↓
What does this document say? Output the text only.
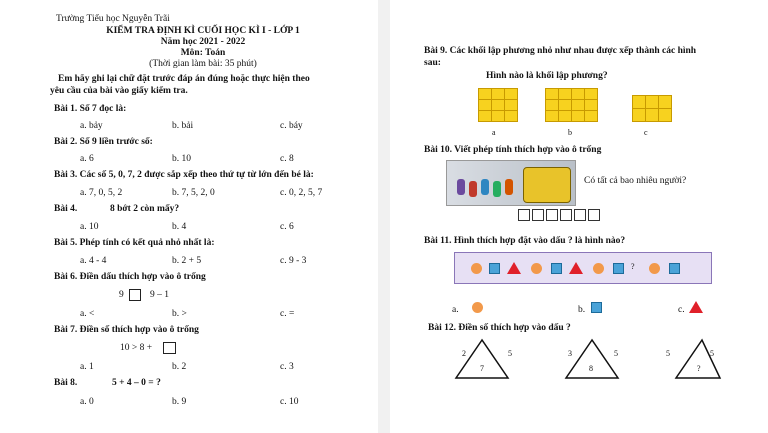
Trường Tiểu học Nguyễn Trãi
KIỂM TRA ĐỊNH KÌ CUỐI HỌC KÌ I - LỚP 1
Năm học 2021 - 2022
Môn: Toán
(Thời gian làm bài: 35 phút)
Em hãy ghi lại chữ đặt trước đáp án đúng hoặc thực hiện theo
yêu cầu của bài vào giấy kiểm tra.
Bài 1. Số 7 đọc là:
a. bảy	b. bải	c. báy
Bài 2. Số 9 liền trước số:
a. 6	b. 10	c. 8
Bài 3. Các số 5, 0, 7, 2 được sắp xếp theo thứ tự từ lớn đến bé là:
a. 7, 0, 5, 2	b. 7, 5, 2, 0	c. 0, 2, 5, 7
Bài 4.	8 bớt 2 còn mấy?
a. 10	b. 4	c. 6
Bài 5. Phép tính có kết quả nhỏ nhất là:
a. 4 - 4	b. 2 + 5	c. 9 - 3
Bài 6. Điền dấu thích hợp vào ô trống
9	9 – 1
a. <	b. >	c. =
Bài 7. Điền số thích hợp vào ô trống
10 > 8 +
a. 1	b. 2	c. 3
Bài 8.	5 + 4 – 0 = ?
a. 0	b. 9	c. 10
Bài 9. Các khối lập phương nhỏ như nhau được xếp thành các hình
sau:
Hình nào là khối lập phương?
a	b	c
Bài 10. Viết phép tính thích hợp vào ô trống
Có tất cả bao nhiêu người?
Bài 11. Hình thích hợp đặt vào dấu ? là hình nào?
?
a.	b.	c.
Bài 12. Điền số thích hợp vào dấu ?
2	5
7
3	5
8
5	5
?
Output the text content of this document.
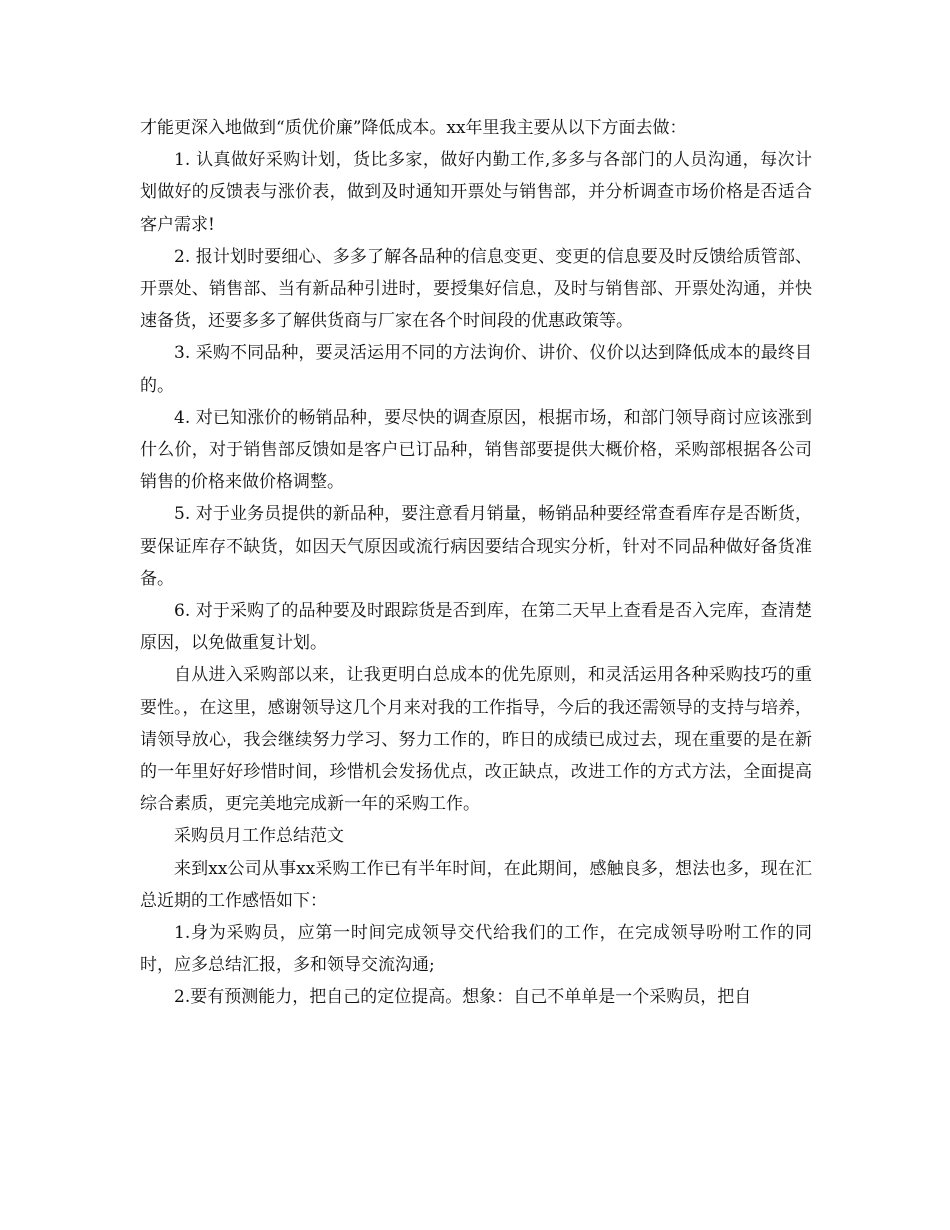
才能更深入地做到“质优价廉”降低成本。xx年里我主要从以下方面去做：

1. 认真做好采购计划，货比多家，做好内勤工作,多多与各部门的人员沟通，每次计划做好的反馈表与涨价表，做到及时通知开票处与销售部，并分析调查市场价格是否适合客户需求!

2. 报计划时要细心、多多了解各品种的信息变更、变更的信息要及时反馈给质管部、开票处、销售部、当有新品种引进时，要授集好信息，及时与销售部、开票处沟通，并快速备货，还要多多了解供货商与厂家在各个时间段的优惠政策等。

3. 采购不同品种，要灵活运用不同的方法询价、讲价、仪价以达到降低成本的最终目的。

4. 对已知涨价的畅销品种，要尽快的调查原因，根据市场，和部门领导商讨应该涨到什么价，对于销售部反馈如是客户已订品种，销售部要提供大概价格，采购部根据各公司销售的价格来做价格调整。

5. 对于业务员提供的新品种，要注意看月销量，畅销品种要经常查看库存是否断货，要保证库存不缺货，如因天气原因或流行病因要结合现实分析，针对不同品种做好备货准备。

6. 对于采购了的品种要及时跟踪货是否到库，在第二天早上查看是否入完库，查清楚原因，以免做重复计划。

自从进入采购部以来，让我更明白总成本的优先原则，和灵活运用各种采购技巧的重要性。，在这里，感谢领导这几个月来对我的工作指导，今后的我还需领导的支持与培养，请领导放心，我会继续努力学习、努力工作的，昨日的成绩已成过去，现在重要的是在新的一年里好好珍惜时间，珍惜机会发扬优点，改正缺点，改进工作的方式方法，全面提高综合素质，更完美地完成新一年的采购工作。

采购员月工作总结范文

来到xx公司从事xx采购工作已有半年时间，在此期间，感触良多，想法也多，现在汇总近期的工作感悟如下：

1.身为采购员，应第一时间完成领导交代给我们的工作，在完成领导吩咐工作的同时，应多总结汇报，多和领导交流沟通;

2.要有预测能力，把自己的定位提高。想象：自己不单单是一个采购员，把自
↑
↓
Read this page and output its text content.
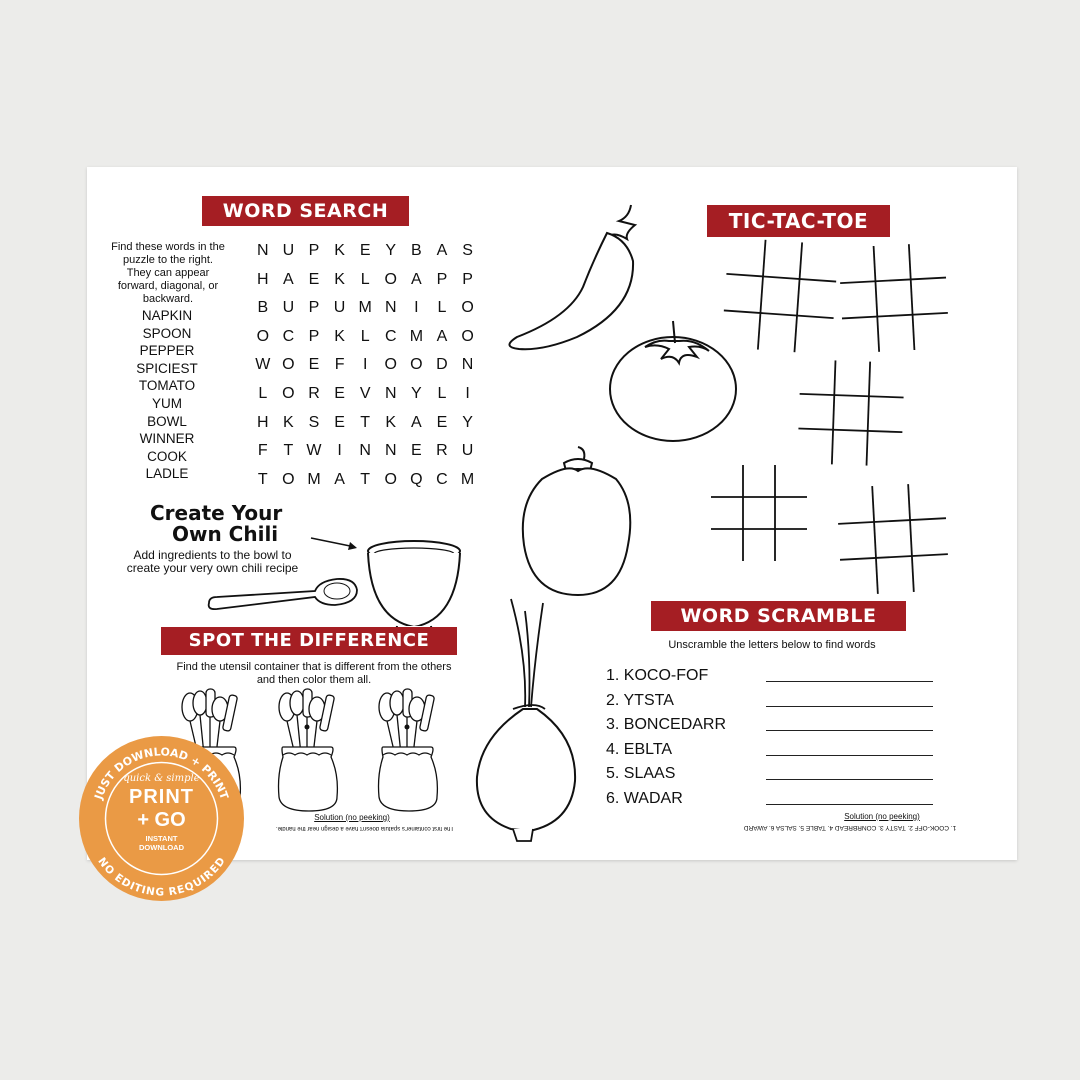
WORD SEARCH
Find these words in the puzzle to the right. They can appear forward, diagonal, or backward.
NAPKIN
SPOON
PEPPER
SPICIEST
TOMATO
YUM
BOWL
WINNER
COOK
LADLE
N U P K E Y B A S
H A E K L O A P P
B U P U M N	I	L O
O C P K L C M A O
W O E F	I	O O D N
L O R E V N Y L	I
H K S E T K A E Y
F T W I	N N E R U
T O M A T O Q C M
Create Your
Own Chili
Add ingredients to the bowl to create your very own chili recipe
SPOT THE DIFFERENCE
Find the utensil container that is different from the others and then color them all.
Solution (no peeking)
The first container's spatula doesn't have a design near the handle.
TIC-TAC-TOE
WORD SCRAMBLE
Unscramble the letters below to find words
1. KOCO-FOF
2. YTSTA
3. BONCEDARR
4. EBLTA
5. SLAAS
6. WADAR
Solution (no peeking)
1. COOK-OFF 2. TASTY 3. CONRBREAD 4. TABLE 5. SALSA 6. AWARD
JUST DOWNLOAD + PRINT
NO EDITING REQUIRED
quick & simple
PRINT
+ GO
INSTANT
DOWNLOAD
↑
↓
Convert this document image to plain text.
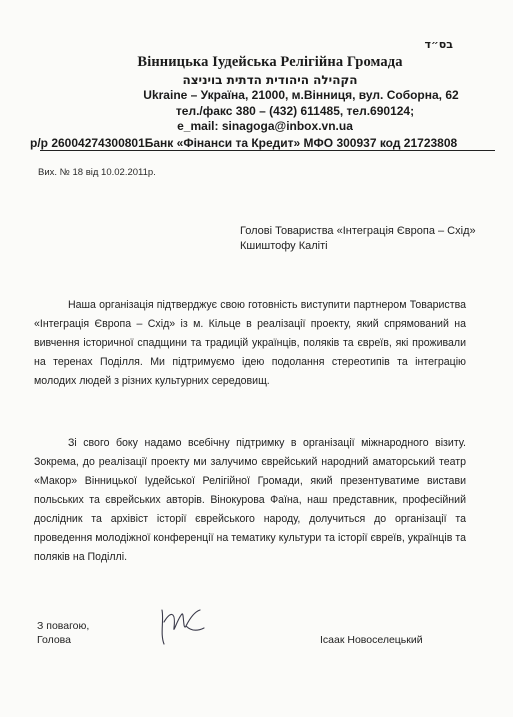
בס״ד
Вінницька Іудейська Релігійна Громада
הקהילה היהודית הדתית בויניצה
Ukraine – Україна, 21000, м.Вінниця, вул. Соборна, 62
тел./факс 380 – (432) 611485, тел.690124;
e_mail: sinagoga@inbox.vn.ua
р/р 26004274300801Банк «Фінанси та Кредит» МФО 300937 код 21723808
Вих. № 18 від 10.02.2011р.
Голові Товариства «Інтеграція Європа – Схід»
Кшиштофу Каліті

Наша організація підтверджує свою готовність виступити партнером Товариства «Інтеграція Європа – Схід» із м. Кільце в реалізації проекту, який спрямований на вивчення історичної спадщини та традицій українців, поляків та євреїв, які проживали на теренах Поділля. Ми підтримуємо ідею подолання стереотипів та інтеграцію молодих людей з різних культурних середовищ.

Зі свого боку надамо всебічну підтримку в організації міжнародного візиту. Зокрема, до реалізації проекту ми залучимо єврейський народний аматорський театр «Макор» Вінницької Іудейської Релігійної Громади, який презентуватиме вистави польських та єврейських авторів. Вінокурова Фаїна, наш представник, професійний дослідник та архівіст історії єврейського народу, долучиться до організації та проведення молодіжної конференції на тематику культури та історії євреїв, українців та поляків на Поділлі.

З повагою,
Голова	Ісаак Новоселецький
↑
Which lines hold the word "words"? Copy all of them.

Find these words in the puzzle to the right. They can appear forward, diagonal, or backward.
Unscramble the letters below to find words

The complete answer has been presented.